Stated exercise ::
From the entries below, work out the number of lines that hold the word "Nous", and give that number alone.

########

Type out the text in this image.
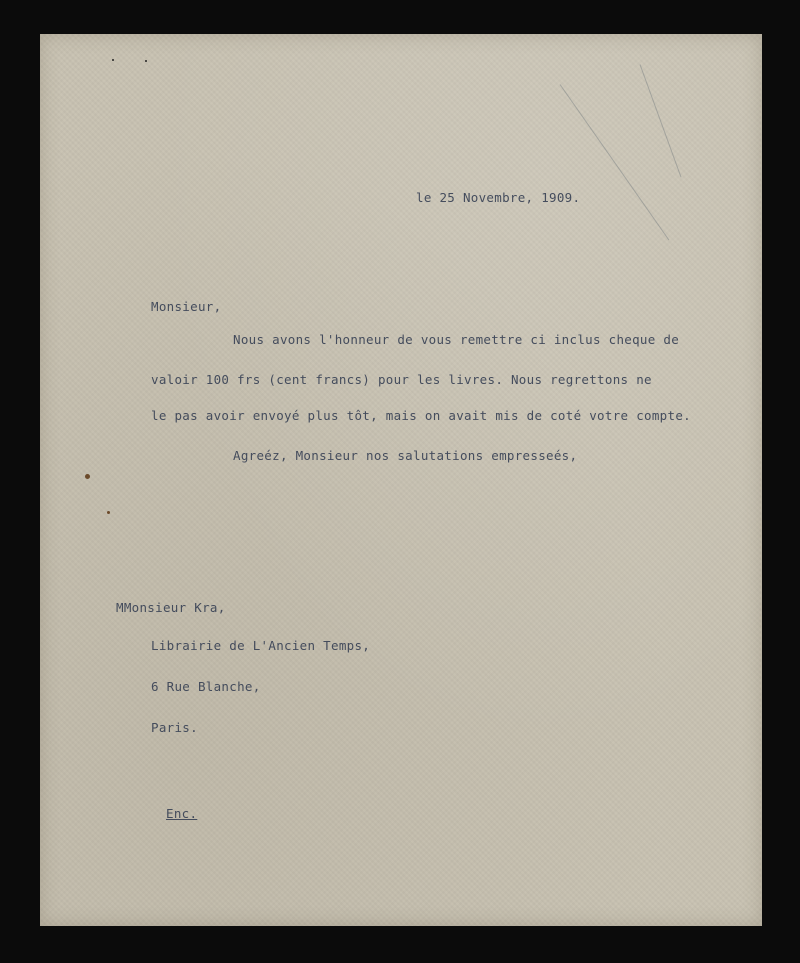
le 25 Novembre, 1909.
Monsieur,
Nous avons l'honneur de vous remettre ci inclus cheque de
valoir 100 frs (cent francs) pour les livres. Nous regrettons ne
le pas avoir envoyé plus tôt, mais on avait mis de coté votre compte.
Agreéz, Monsieur nos salutations empresseés,
MMonsieur Kra,
Librairie de L'Ancien Temps,
6 Rue Blanche,
Paris.
Enc.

########

Problem solution ::
2